#### EXERCISE REQUIREMENTS
Exactly as written, retype the listing below, omitting the pictures.

— start of TASK INPUTS —

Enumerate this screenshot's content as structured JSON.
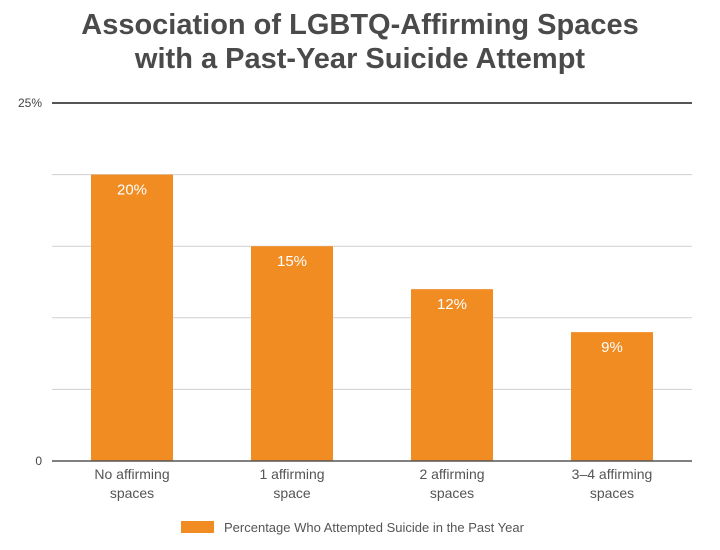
{
  "chart_data": {
    "type": "bar",
    "title_lines": [
      "Association of LGBTQ-Affirming Spaces",
      "with a Past-Year Suicide Attempt"
    ],
    "categories": [
      [
        "No affirming",
        "spaces"
      ],
      [
        "1 affirming",
        "space"
      ],
      [
        "2 affirming",
        "spaces"
      ],
      [
        "3–4 affirming",
        "spaces"
      ]
    ],
    "series": [
      {
        "name": "Percentage Who Attempted Suicide in the Past Year",
        "values": [
          20,
          15,
          12,
          9
        ],
        "color": "#f08c22"
      }
    ],
    "data_labels": [
      "20%",
      "15%",
      "12%",
      "9%"
    ],
    "ylim": [
      0,
      25
    ],
    "y_tick_labels": {
      "0": "0",
      "25": "25%"
    },
    "gridlines": [
      5,
      10,
      15,
      20
    ],
    "grid": true,
    "legend": "bottom",
    "xlabel": "",
    "ylabel": ""
  }
}
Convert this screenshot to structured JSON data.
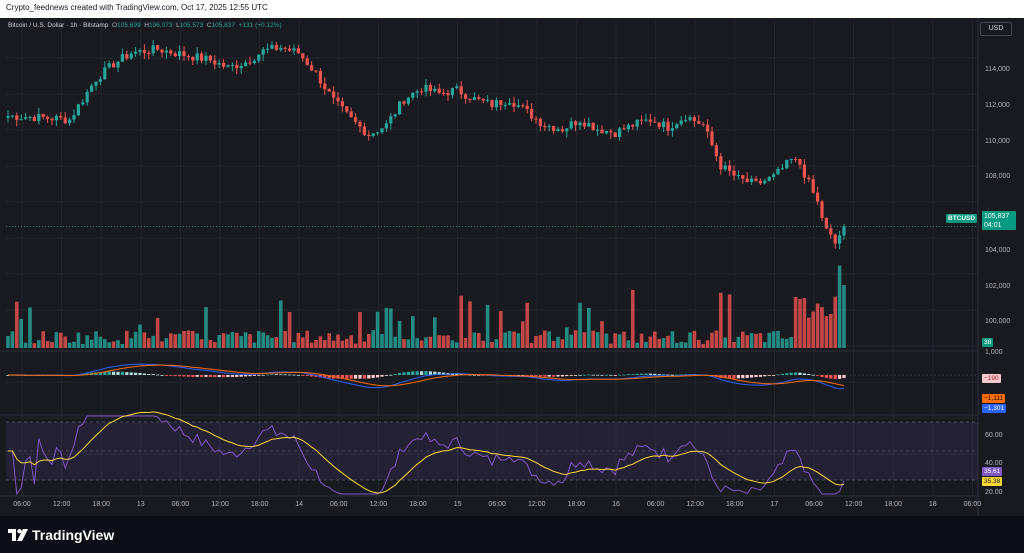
{
  "banner": "Crypto_feednews created with TradingView.com, Oct 17, 2025 12:55 UTC",
  "legend": {
    "symbol": "Bitcoin / U.S. Dollar · 1h · Bitstamp",
    "o_key": "O",
    "o": "105,699",
    "h_key": "H",
    "h": "106,073",
    "l_key": "L",
    "l": "105,573",
    "c_key": "C",
    "c": "105,837",
    "change": "+131 (+0.12%)"
  },
  "currency_button": "USD",
  "price_axis": [
    "114,000",
    "112,000",
    "110,000",
    "108,000",
    "106,000",
    "104,000",
    "102,000",
    "100,000"
  ],
  "price_badge": {
    "symbol": "BTCUSD",
    "price": "105,837",
    "countdown": "04:01"
  },
  "volume_badge": "38",
  "macd": {
    "axis_top": "1,000",
    "histogram": "−190",
    "signal": "−1,111",
    "macd": "−1,301"
  },
  "rsi": {
    "axis": [
      "60.00",
      "40.00",
      "20.00"
    ],
    "rsi": "35.61",
    "ma": "35.38"
  },
  "time_axis": [
    "06:00",
    "12:00",
    "18:00",
    "13",
    "06:00",
    "12:00",
    "18:00",
    "14",
    "06:00",
    "12:00",
    "18:00",
    "15",
    "06:00",
    "12:00",
    "18:00",
    "16",
    "06:00",
    "12:00",
    "18:00",
    "17",
    "06:00",
    "12:00",
    "18:00",
    "18",
    "06:00"
  ],
  "footer_logo": "TradingView",
  "colors": {
    "up": "#26a69a",
    "down": "#ef5350",
    "bg": "#181a20",
    "rsi": "#7e57c2",
    "rsi_ma": "#fdd835",
    "macd": "#2962ff",
    "signal": "#ff6d00"
  },
  "chart_data": {
    "type": "candlestick",
    "interval": "1h",
    "ylim": [
      99000,
      116000
    ],
    "anchors": [
      [
        0,
        111800
      ],
      [
        8,
        111700
      ],
      [
        14,
        111600
      ],
      [
        20,
        113800
      ],
      [
        24,
        114600
      ],
      [
        28,
        115200
      ],
      [
        34,
        115400
      ],
      [
        38,
        115200
      ],
      [
        42,
        115000
      ],
      [
        46,
        114800
      ],
      [
        50,
        114400
      ],
      [
        54,
        114700
      ],
      [
        58,
        115300
      ],
      [
        62,
        115500
      ],
      [
        66,
        115200
      ],
      [
        70,
        114100
      ],
      [
        74,
        112600
      ],
      [
        78,
        111600
      ],
      [
        82,
        110800
      ],
      [
        86,
        111300
      ],
      [
        90,
        112700
      ],
      [
        94,
        113300
      ],
      [
        98,
        113000
      ],
      [
        102,
        113200
      ],
      [
        106,
        112700
      ],
      [
        110,
        112400
      ],
      [
        114,
        112700
      ],
      [
        118,
        112000
      ],
      [
        122,
        111300
      ],
      [
        126,
        111100
      ],
      [
        130,
        111600
      ],
      [
        134,
        111100
      ],
      [
        138,
        110900
      ],
      [
        142,
        111300
      ],
      [
        146,
        111600
      ],
      [
        150,
        111200
      ],
      [
        154,
        111800
      ],
      [
        158,
        111300
      ],
      [
        162,
        109100
      ],
      [
        166,
        108400
      ],
      [
        170,
        108100
      ],
      [
        174,
        108500
      ],
      [
        178,
        109400
      ],
      [
        180,
        109200
      ],
      [
        184,
        107100
      ],
      [
        186,
        105600
      ],
      [
        188,
        104900
      ],
      [
        190,
        105837
      ]
    ]
  }
}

— end of TASK INPUTS —

#### WRITTEN ANSWER
Enumerate this screenshot's content as structured JSON.
{
  "chart_data": {
    "type": "bar",
    "title_lines": [
      "Association of LGBTQ-Affirming Spaces",
      "with a Past-Year Suicide Attempt"
    ],
    "categories": [
      [
        "No affirming",
        "spaces"
      ],
      [
        "1 affirming",
        "space"
      ],
      [
        "2 affirming",
        "spaces"
      ],
      [
        "3–4 affirming",
        "spaces"
      ]
    ],
    "series": [
      {
        "name": "Percentage Who Attempted Suicide in the Past Year",
        "values": [
          20,
          15,
          12,
          9
        ],
        "color": "#f08c22"
      }
    ],
    "data_labels": [
      "20%",
      "15%",
      "12%",
      "9%"
    ],
    "ylim": [
      0,
      25
    ],
    "y_tick_labels": {
      "0": "0",
      "25": "25%"
    },
    "gridlines": [
      5,
      10,
      15,
      20
    ],
    "grid": true,
    "legend": "bottom",
    "xlabel": "",
    "ylabel": ""
  }
}
Convert this screenshot to structured JSON data.
{
  "banner": "Crypto_feednews created with TradingView.com, Oct 17, 2025 12:55 UTC",
  "legend": {
    "symbol": "Bitcoin / U.S. Dollar · 1h · Bitstamp",
    "o_key": "O",
    "o": "105,699",
    "h_key": "H",
    "h": "106,073",
    "l_key": "L",
    "l": "105,573",
    "c_key": "C",
    "c": "105,837",
    "change": "+131 (+0.12%)"
  },
  "currency_button": "USD",
  "price_axis": [
    "114,000",
    "112,000",
    "110,000",
    "108,000",
    "106,000",
    "104,000",
    "102,000",
    "100,000"
  ],
  "price_badge": {
    "symbol": "BTCUSD",
    "price": "105,837",
    "countdown": "04:01"
  },
  "volume_badge": "38",
  "macd": {
    "axis_top": "1,000",
    "histogram": "−190",
    "signal": "−1,111",
    "macd": "−1,301"
  },
  "rsi": {
    "axis": [
      "60.00",
      "40.00",
      "20.00"
    ],
    "rsi": "35.61",
    "ma": "35.38"
  },
  "time_axis": [
    "06:00",
    "12:00",
    "18:00",
    "13",
    "06:00",
    "12:00",
    "18:00",
    "14",
    "06:00",
    "12:00",
    "18:00",
    "15",
    "06:00",
    "12:00",
    "18:00",
    "16",
    "06:00",
    "12:00",
    "18:00",
    "17",
    "06:00",
    "12:00",
    "18:00",
    "18",
    "06:00"
  ],
  "footer_logo": "TradingView",
  "colors": {
    "up": "#26a69a",
    "down": "#ef5350",
    "bg": "#181a20",
    "rsi": "#7e57c2",
    "rsi_ma": "#fdd835",
    "macd": "#2962ff",
    "signal": "#ff6d00"
  },
  "chart_data": {
    "type": "candlestick",
    "interval": "1h",
    "ylim": [
      99000,
      116000
    ],
    "anchors": [
      [
        0,
        111800
      ],
      [
        8,
        111700
      ],
      [
        14,
        111600
      ],
      [
        20,
        113800
      ],
      [
        24,
        114600
      ],
      [
        28,
        115200
      ],
      [
        34,
        115400
      ],
      [
        38,
        115200
      ],
      [
        42,
        115000
      ],
      [
        46,
        114800
      ],
      [
        50,
        114400
      ],
      [
        54,
        114700
      ],
      [
        58,
        115300
      ],
      [
        62,
        115500
      ],
      [
        66,
        115200
      ],
      [
        70,
        114100
      ],
      [
        74,
        112600
      ],
      [
        78,
        111600
      ],
      [
        82,
        110800
      ],
      [
        86,
        111300
      ],
      [
        90,
        112700
      ],
      [
        94,
        113300
      ],
      [
        98,
        113000
      ],
      [
        102,
        113200
      ],
      [
        106,
        112700
      ],
      [
        110,
        112400
      ],
      [
        114,
        112700
      ],
      [
        118,
        112000
      ],
      [
        122,
        111300
      ],
      [
        126,
        111100
      ],
      [
        130,
        111600
      ],
      [
        134,
        111100
      ],
      [
        138,
        110900
      ],
      [
        142,
        111300
      ],
      [
        146,
        111600
      ],
      [
        150,
        111200
      ],
      [
        154,
        111800
      ],
      [
        158,
        111300
      ],
      [
        162,
        109100
      ],
      [
        166,
        108400
      ],
      [
        170,
        108100
      ],
      [
        174,
        108500
      ],
      [
        178,
        109400
      ],
      [
        180,
        109200
      ],
      [
        184,
        107100
      ],
      [
        186,
        105600
      ],
      [
        188,
        104900
      ],
      [
        190,
        105837
      ]
    ]
  }
}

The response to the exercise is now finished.